INPUT start
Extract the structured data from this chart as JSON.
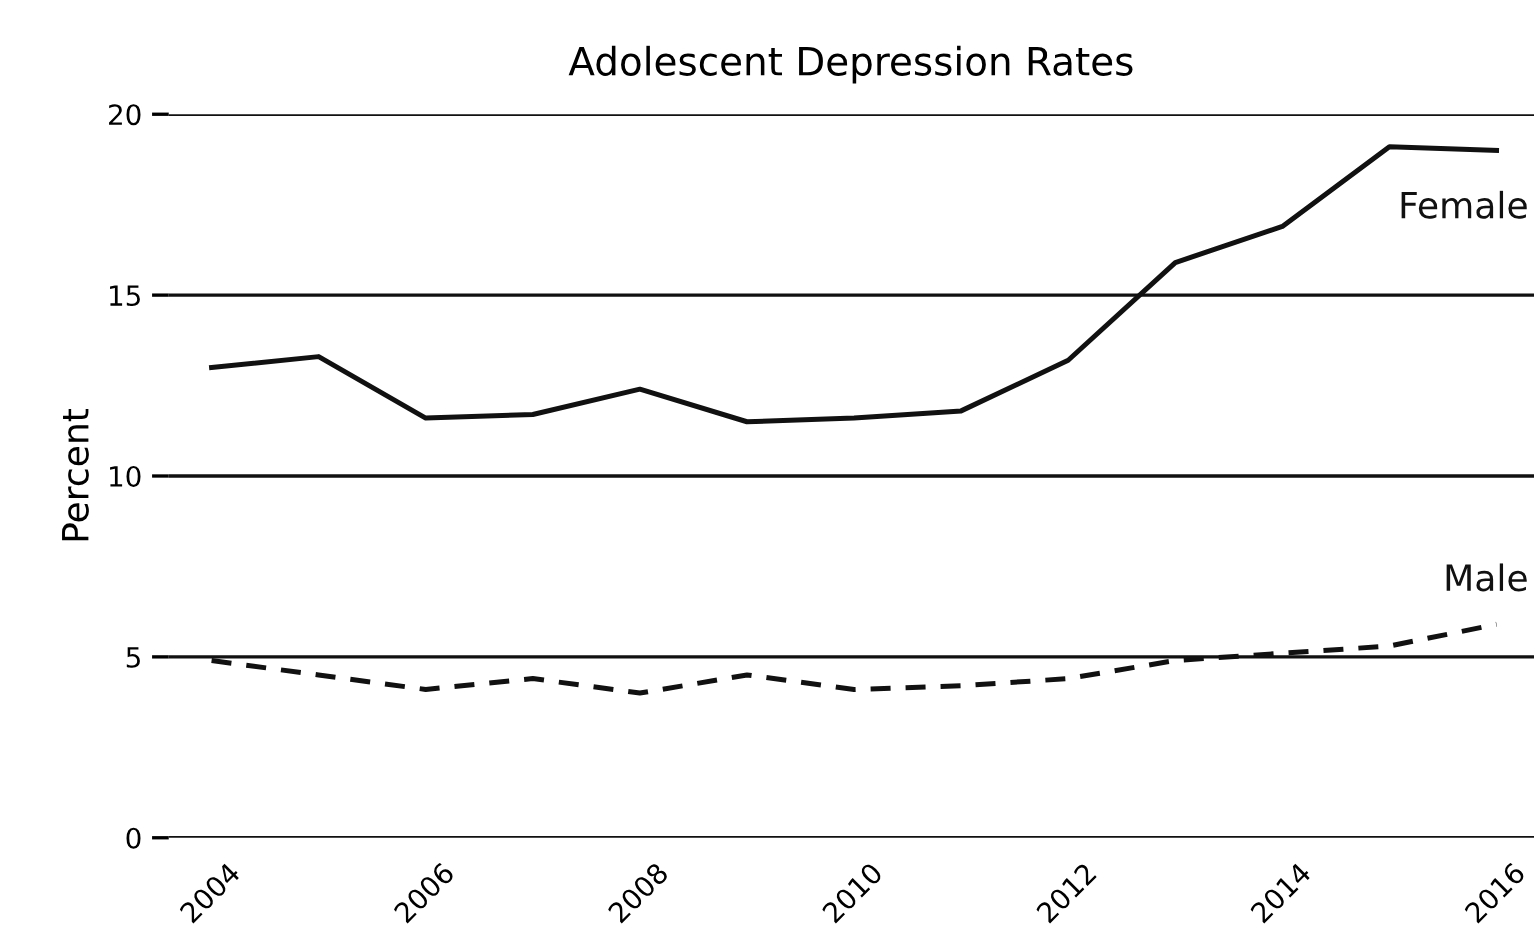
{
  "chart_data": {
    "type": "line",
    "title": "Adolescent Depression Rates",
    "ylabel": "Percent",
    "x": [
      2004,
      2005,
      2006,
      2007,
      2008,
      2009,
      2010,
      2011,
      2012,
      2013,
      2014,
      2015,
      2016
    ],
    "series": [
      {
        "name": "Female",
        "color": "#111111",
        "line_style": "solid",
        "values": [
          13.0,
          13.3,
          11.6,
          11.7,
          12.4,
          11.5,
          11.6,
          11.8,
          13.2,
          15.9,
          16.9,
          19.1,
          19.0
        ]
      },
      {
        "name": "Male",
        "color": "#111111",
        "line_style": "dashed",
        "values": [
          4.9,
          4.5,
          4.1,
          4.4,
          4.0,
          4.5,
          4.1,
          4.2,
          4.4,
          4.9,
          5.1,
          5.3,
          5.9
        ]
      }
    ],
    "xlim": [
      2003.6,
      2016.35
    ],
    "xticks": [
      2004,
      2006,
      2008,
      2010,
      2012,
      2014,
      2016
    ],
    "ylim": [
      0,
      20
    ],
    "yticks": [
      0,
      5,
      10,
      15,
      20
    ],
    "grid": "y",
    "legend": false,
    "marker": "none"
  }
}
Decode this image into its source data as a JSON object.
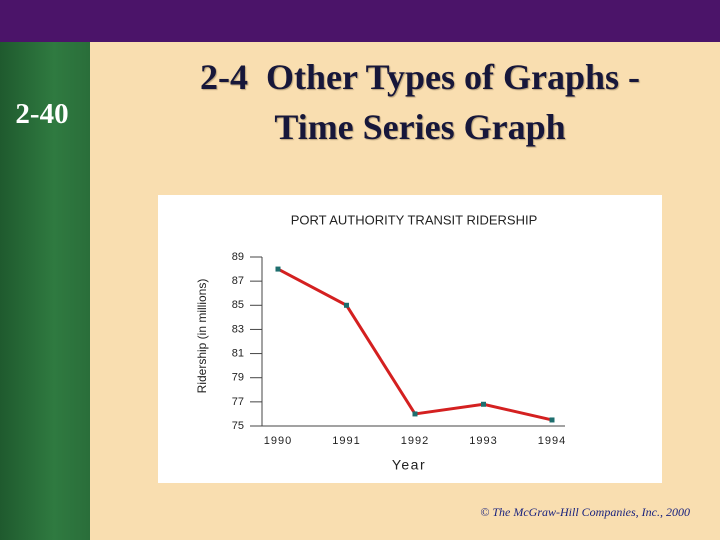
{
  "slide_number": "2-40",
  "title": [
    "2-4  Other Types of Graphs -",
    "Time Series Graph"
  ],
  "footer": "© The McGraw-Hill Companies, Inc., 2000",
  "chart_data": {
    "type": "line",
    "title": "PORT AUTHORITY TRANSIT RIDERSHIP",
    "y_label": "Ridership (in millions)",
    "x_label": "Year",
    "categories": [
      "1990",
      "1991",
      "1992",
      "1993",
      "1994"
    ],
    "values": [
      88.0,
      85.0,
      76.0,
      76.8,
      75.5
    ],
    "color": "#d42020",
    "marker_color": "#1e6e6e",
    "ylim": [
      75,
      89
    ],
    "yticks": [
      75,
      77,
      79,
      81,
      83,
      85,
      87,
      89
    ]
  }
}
INPUT end
TASK TO COMPLETE:
What comes back should match the records exactly, minus any pictures.

EXERCISE RESPONSE:
Extract the structured data from this chart as JSON.
{
  "chart_data": {
    "type": "line",
    "title": "Adolescent Depression Rates",
    "ylabel": "Percent",
    "x": [
      2004,
      2005,
      2006,
      2007,
      2008,
      2009,
      2010,
      2011,
      2012,
      2013,
      2014,
      2015,
      2016
    ],
    "series": [
      {
        "name": "Female",
        "color": "#111111",
        "line_style": "solid",
        "values": [
          13.0,
          13.3,
          11.6,
          11.7,
          12.4,
          11.5,
          11.6,
          11.8,
          13.2,
          15.9,
          16.9,
          19.1,
          19.0
        ]
      },
      {
        "name": "Male",
        "color": "#111111",
        "line_style": "dashed",
        "values": [
          4.9,
          4.5,
          4.1,
          4.4,
          4.0,
          4.5,
          4.1,
          4.2,
          4.4,
          4.9,
          5.1,
          5.3,
          5.9
        ]
      }
    ],
    "xlim": [
      2003.6,
      2016.35
    ],
    "xticks": [
      2004,
      2006,
      2008,
      2010,
      2012,
      2014,
      2016
    ],
    "ylim": [
      0,
      20
    ],
    "yticks": [
      0,
      5,
      10,
      15,
      20
    ],
    "grid": "y",
    "legend": false,
    "marker": "none"
  }
}
Decode this image into its source data as a JSON object.
{
  "slide_number": "2-40",
  "title": [
    "2-4  Other Types of Graphs -",
    "Time Series Graph"
  ],
  "footer": "© The McGraw-Hill Companies, Inc., 2000",
  "chart_data": {
    "type": "line",
    "title": "PORT AUTHORITY TRANSIT RIDERSHIP",
    "y_label": "Ridership (in millions)",
    "x_label": "Year",
    "categories": [
      "1990",
      "1991",
      "1992",
      "1993",
      "1994"
    ],
    "values": [
      88.0,
      85.0,
      76.0,
      76.8,
      75.5
    ],
    "color": "#d42020",
    "marker_color": "#1e6e6e",
    "ylim": [
      75,
      89
    ],
    "yticks": [
      75,
      77,
      79,
      81,
      83,
      85,
      87,
      89
    ]
  }
}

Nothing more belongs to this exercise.